--- BEGIN EXTRACTED RECORDS ---

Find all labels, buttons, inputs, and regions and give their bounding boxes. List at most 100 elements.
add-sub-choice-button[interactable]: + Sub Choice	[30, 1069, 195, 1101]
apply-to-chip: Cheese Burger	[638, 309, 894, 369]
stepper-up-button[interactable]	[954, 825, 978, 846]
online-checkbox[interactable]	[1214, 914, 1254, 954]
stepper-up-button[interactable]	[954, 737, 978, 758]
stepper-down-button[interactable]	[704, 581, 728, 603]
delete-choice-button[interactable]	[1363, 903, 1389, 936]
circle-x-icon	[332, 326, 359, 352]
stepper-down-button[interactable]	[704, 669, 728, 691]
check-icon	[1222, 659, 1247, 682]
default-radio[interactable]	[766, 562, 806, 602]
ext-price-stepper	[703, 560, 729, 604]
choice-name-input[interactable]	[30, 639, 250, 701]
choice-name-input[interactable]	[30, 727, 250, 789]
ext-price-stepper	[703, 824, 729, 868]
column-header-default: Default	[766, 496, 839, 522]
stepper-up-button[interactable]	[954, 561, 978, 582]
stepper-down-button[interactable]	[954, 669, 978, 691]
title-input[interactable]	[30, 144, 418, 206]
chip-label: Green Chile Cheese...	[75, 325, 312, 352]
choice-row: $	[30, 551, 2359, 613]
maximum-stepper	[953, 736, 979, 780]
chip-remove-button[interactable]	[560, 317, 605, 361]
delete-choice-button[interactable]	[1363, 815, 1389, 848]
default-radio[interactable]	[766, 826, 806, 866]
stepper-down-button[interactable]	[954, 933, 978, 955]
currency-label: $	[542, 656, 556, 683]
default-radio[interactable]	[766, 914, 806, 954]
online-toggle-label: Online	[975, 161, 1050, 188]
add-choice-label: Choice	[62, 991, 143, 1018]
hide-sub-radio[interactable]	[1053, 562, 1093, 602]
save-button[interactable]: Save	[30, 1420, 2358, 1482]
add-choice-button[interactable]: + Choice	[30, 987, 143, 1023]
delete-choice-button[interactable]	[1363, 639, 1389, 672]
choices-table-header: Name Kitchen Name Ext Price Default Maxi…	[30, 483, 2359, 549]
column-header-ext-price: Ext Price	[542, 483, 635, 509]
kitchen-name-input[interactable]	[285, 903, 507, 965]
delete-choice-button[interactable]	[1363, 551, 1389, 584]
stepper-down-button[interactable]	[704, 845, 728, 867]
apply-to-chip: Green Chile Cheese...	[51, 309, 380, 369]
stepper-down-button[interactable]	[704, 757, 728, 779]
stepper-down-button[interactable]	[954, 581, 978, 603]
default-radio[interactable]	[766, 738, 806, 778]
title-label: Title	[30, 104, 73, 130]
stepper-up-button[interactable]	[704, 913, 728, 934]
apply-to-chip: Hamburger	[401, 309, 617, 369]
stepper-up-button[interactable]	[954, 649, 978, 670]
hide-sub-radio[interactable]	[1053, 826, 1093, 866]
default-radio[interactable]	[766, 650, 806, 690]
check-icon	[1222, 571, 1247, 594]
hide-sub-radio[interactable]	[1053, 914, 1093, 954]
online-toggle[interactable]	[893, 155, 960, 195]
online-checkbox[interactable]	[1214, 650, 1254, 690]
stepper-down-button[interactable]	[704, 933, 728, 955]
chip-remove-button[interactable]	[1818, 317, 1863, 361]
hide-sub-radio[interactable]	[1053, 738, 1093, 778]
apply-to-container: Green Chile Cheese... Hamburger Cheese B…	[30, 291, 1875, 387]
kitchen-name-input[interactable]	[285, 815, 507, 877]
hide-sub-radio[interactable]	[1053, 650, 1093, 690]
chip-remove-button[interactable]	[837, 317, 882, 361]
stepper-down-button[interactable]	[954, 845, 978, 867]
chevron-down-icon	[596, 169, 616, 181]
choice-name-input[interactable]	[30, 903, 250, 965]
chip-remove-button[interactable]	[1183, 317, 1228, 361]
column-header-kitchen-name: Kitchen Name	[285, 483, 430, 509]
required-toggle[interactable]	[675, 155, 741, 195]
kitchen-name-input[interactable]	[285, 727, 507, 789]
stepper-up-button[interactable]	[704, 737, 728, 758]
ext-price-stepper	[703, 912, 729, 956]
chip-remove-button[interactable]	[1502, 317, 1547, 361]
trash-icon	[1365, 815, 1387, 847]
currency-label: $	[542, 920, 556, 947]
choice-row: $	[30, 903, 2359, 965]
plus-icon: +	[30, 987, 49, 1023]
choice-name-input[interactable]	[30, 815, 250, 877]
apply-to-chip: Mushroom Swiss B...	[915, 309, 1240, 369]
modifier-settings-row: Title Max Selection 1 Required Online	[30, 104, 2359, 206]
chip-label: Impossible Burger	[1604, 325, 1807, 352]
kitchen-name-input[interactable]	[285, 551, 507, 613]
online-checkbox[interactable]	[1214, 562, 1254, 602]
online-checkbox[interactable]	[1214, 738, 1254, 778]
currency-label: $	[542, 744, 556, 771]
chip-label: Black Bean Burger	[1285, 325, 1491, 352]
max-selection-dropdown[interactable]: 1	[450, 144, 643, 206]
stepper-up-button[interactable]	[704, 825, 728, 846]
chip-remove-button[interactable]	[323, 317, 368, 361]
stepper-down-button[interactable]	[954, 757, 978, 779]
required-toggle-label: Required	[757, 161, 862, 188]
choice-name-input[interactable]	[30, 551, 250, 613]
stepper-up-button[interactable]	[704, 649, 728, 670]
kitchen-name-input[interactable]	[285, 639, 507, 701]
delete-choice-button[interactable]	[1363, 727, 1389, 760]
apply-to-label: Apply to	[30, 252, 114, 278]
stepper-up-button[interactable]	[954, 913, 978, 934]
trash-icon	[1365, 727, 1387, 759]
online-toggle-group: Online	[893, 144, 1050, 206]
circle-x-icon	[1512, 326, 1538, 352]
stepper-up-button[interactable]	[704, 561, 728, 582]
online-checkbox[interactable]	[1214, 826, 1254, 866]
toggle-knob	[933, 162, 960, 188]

--- END EXTRACTED RECORDS ---

=== WORK INSTRUCTIONS ===
Reproduce every row above verbatim, keeping each one unchanged and in its original order.

=== RESPONSE ===
Find all labels, buttons, inputs, and regions and give their bounding boxes. List at most 100 elements.
add-sub-choice-button[interactable]: + Sub Choice	[30, 1069, 195, 1101]
apply-to-chip: Cheese Burger	[638, 309, 894, 369]
stepper-up-button[interactable]	[954, 825, 978, 846]
online-checkbox[interactable]	[1214, 914, 1254, 954]
stepper-up-button[interactable]	[954, 737, 978, 758]
stepper-down-button[interactable]	[704, 581, 728, 603]
delete-choice-button[interactable]	[1363, 903, 1389, 936]
circle-x-icon	[332, 326, 359, 352]
stepper-down-button[interactable]	[704, 669, 728, 691]
check-icon	[1222, 659, 1247, 682]
default-radio[interactable]	[766, 562, 806, 602]
ext-price-stepper	[703, 560, 729, 604]
choice-name-input[interactable]	[30, 639, 250, 701]
choice-name-input[interactable]	[30, 727, 250, 789]
ext-price-stepper	[703, 824, 729, 868]
column-header-default: Default	[766, 496, 839, 522]
stepper-up-button[interactable]	[954, 561, 978, 582]
stepper-down-button[interactable]	[954, 669, 978, 691]
title-input[interactable]	[30, 144, 418, 206]
chip-label: Green Chile Cheese...	[75, 325, 312, 352]
choice-row: $	[30, 551, 2359, 613]
maximum-stepper	[953, 736, 979, 780]
chip-remove-button[interactable]	[560, 317, 605, 361]
delete-choice-button[interactable]	[1363, 815, 1389, 848]
default-radio[interactable]	[766, 826, 806, 866]
stepper-down-button[interactable]	[954, 933, 978, 955]
currency-label: $	[542, 656, 556, 683]
default-radio[interactable]	[766, 914, 806, 954]
online-toggle-label: Online	[975, 161, 1050, 188]
add-choice-label: Choice	[62, 991, 143, 1018]
hide-sub-radio[interactable]	[1053, 562, 1093, 602]
save-button[interactable]: Save	[30, 1420, 2358, 1482]
add-choice-button[interactable]: + Choice	[30, 987, 143, 1023]
delete-choice-button[interactable]	[1363, 639, 1389, 672]
choices-table-header: Name Kitchen Name Ext Price Default Maxi…	[30, 483, 2359, 549]
column-header-ext-price: Ext Price	[542, 483, 635, 509]
kitchen-name-input[interactable]	[285, 903, 507, 965]
delete-choice-button[interactable]	[1363, 551, 1389, 584]
stepper-down-button[interactable]	[704, 845, 728, 867]
apply-to-chip: Green Chile Cheese...	[51, 309, 380, 369]
stepper-down-button[interactable]	[704, 757, 728, 779]
stepper-down-button[interactable]	[954, 581, 978, 603]
default-radio[interactable]	[766, 738, 806, 778]
title-label: Title	[30, 104, 73, 130]
stepper-up-button[interactable]	[704, 913, 728, 934]
apply-to-chip: Hamburger	[401, 309, 617, 369]
stepper-up-button[interactable]	[954, 649, 978, 670]
hide-sub-radio[interactable]	[1053, 826, 1093, 866]
default-radio[interactable]	[766, 650, 806, 690]
check-icon	[1222, 571, 1247, 594]
hide-sub-radio[interactable]	[1053, 914, 1093, 954]
online-toggle[interactable]	[893, 155, 960, 195]
online-checkbox[interactable]	[1214, 650, 1254, 690]
stepper-down-button[interactable]	[704, 933, 728, 955]
chip-remove-button[interactable]	[1818, 317, 1863, 361]
hide-sub-radio[interactable]	[1053, 738, 1093, 778]
apply-to-container: Green Chile Cheese... Hamburger Cheese B…	[30, 291, 1875, 387]
kitchen-name-input[interactable]	[285, 815, 507, 877]
hide-sub-radio[interactable]	[1053, 650, 1093, 690]
chip-remove-button[interactable]	[837, 317, 882, 361]
stepper-down-button[interactable]	[954, 845, 978, 867]
chevron-down-icon	[596, 169, 616, 181]
choice-name-input[interactable]	[30, 903, 250, 965]
chip-remove-button[interactable]	[1183, 317, 1228, 361]
column-header-kitchen-name: Kitchen Name	[285, 483, 430, 509]
required-toggle[interactable]	[675, 155, 741, 195]
kitchen-name-input[interactable]	[285, 727, 507, 789]
stepper-up-button[interactable]	[704, 737, 728, 758]
ext-price-stepper	[703, 912, 729, 956]
chip-remove-button[interactable]	[1502, 317, 1547, 361]
trash-icon	[1365, 815, 1387, 847]
currency-label: $	[542, 920, 556, 947]
choice-row: $	[30, 903, 2359, 965]
plus-icon: +	[30, 987, 49, 1023]
choice-name-input[interactable]	[30, 815, 250, 877]
apply-to-chip: Mushroom Swiss B...	[915, 309, 1240, 369]
modifier-settings-row: Title Max Selection 1 Required Online	[30, 104, 2359, 206]
chip-label: Impossible Burger	[1604, 325, 1807, 352]
kitchen-name-input[interactable]	[285, 551, 507, 613]
online-checkbox[interactable]	[1214, 562, 1254, 602]
online-checkbox[interactable]	[1214, 738, 1254, 778]
currency-label: $	[542, 744, 556, 771]
chip-label: Black Bean Burger	[1285, 325, 1491, 352]
max-selection-dropdown[interactable]: 1	[450, 144, 643, 206]
stepper-up-button[interactable]	[704, 825, 728, 846]
chip-remove-button[interactable]	[323, 317, 368, 361]
stepper-down-button[interactable]	[954, 757, 978, 779]
required-toggle-label: Required	[757, 161, 862, 188]
choice-name-input[interactable]	[30, 551, 250, 613]
stepper-up-button[interactable]	[704, 649, 728, 670]
kitchen-name-input[interactable]	[285, 639, 507, 701]
delete-choice-button[interactable]	[1363, 727, 1389, 760]
apply-to-label: Apply to	[30, 252, 114, 278]
stepper-up-button[interactable]	[954, 913, 978, 934]
trash-icon	[1365, 727, 1387, 759]
online-toggle-group: Online	[893, 144, 1050, 206]
circle-x-icon	[1512, 326, 1538, 352]
stepper-up-button[interactable]	[704, 561, 728, 582]
online-checkbox[interactable]	[1214, 826, 1254, 866]
toggle-knob	[933, 162, 960, 188]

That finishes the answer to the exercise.